(Instructions for the task)
Make an exact copy of all the records.

+===+

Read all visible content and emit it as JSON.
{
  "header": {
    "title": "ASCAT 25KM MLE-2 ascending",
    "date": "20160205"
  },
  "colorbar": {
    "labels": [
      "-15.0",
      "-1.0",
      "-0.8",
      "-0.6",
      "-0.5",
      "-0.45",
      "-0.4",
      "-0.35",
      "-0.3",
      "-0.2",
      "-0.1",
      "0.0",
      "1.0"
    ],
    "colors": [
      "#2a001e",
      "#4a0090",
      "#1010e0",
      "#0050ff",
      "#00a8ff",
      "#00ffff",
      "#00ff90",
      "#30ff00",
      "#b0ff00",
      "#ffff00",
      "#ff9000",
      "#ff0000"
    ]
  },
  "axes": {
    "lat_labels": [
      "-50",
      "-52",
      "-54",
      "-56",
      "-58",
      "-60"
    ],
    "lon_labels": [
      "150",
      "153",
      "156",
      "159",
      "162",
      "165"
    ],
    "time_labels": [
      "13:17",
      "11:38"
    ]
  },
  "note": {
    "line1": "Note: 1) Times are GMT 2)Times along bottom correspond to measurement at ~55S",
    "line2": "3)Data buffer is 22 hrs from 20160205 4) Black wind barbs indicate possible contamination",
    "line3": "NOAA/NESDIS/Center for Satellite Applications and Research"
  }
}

+===+

(Problem solution)
Read all visible content and emit it as JSON.
{
  "header": {
    "title": "ASCAT 25KM MLE-2 ascending",
    "date": "20160205"
  },
  "colorbar": {
    "labels": [
      "-15.0",
      "-1.0",
      "-0.8",
      "-0.6",
      "-0.5",
      "-0.45",
      "-0.4",
      "-0.35",
      "-0.3",
      "-0.2",
      "-0.1",
      "0.0",
      "1.0"
    ],
    "colors": [
      "#2a001e",
      "#4a0090",
      "#1010e0",
      "#0050ff",
      "#00a8ff",
      "#00ffff",
      "#00ff90",
      "#30ff00",
      "#b0ff00",
      "#ffff00",
      "#ff9000",
      "#ff0000"
    ]
  },
  "axes": {
    "lat_labels": [
      "-50",
      "-52",
      "-54",
      "-56",
      "-58",
      "-60"
    ],
    "lon_labels": [
      "150",
      "153",
      "156",
      "159",
      "162",
      "165"
    ],
    "time_labels": [
      "13:17",
      "11:38"
    ]
  },
  "note": {
    "line1": "Note: 1) Times are GMT 2)Times along bottom correspond to measurement at ~55S",
    "line2": "3)Data buffer is 22 hrs from 20160205 4) Black wind barbs indicate possible contamination",
    "line3": "NOAA/NESDIS/Center for Satellite Applications and Research"
  }
}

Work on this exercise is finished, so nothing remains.